▶ _Provided material_
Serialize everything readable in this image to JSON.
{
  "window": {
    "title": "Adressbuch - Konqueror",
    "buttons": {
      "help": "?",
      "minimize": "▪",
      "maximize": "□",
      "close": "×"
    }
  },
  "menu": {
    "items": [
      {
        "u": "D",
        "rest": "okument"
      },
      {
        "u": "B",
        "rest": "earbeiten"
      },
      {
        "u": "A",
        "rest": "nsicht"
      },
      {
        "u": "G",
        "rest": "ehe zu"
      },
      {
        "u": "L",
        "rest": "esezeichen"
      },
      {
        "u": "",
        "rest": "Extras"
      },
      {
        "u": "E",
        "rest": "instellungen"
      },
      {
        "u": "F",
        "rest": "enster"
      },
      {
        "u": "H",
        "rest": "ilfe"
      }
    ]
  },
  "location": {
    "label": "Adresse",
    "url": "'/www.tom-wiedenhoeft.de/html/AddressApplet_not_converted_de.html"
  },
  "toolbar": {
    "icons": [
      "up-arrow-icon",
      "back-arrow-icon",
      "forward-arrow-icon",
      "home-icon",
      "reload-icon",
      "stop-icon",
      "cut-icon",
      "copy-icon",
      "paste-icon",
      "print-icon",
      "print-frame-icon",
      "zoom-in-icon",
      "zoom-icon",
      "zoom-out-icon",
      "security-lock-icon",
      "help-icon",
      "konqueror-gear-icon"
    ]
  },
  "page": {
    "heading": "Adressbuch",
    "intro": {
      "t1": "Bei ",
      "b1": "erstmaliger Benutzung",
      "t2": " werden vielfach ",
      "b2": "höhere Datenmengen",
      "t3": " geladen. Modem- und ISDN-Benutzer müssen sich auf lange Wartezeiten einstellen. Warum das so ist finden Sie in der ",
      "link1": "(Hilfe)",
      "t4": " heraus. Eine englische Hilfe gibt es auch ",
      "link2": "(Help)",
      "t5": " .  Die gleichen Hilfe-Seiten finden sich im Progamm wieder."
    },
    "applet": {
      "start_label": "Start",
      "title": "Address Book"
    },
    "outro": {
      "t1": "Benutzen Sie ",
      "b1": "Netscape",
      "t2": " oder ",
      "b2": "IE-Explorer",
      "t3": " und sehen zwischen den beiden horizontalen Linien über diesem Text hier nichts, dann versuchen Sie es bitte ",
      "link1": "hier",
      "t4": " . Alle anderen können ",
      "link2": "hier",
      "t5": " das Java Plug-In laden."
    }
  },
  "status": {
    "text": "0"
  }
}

▶ _Exercise directions_
Return all the data above once more, precisely as given.

▶ _Result for this exercise_
Serialize everything readable in this image to JSON.
{
  "window": {
    "title": "Adressbuch - Konqueror",
    "buttons": {
      "help": "?",
      "minimize": "▪",
      "maximize": "□",
      "close": "×"
    }
  },
  "menu": {
    "items": [
      {
        "u": "D",
        "rest": "okument"
      },
      {
        "u": "B",
        "rest": "earbeiten"
      },
      {
        "u": "A",
        "rest": "nsicht"
      },
      {
        "u": "G",
        "rest": "ehe zu"
      },
      {
        "u": "L",
        "rest": "esezeichen"
      },
      {
        "u": "",
        "rest": "Extras"
      },
      {
        "u": "E",
        "rest": "instellungen"
      },
      {
        "u": "F",
        "rest": "enster"
      },
      {
        "u": "H",
        "rest": "ilfe"
      }
    ]
  },
  "location": {
    "label": "Adresse",
    "url": "'/www.tom-wiedenhoeft.de/html/AddressApplet_not_converted_de.html"
  },
  "toolbar": {
    "icons": [
      "up-arrow-icon",
      "back-arrow-icon",
      "forward-arrow-icon",
      "home-icon",
      "reload-icon",
      "stop-icon",
      "cut-icon",
      "copy-icon",
      "paste-icon",
      "print-icon",
      "print-frame-icon",
      "zoom-in-icon",
      "zoom-icon",
      "zoom-out-icon",
      "security-lock-icon",
      "help-icon",
      "konqueror-gear-icon"
    ]
  },
  "page": {
    "heading": "Adressbuch",
    "intro": {
      "t1": "Bei ",
      "b1": "erstmaliger Benutzung",
      "t2": " werden vielfach ",
      "b2": "höhere Datenmengen",
      "t3": " geladen. Modem- und ISDN-Benutzer müssen sich auf lange Wartezeiten einstellen. Warum das so ist finden Sie in der ",
      "link1": "(Hilfe)",
      "t4": " heraus. Eine englische Hilfe gibt es auch ",
      "link2": "(Help)",
      "t5": " .  Die gleichen Hilfe-Seiten finden sich im Progamm wieder."
    },
    "applet": {
      "start_label": "Start",
      "title": "Address Book"
    },
    "outro": {
      "t1": "Benutzen Sie ",
      "b1": "Netscape",
      "t2": " oder ",
      "b2": "IE-Explorer",
      "t3": " und sehen zwischen den beiden horizontalen Linien über diesem Text hier nichts, dann versuchen Sie es bitte ",
      "link1": "hier",
      "t4": " . Alle anderen können ",
      "link2": "hier",
      "t5": " das Java Plug-In laden."
    }
  },
  "status": {
    "text": "0"
  }
}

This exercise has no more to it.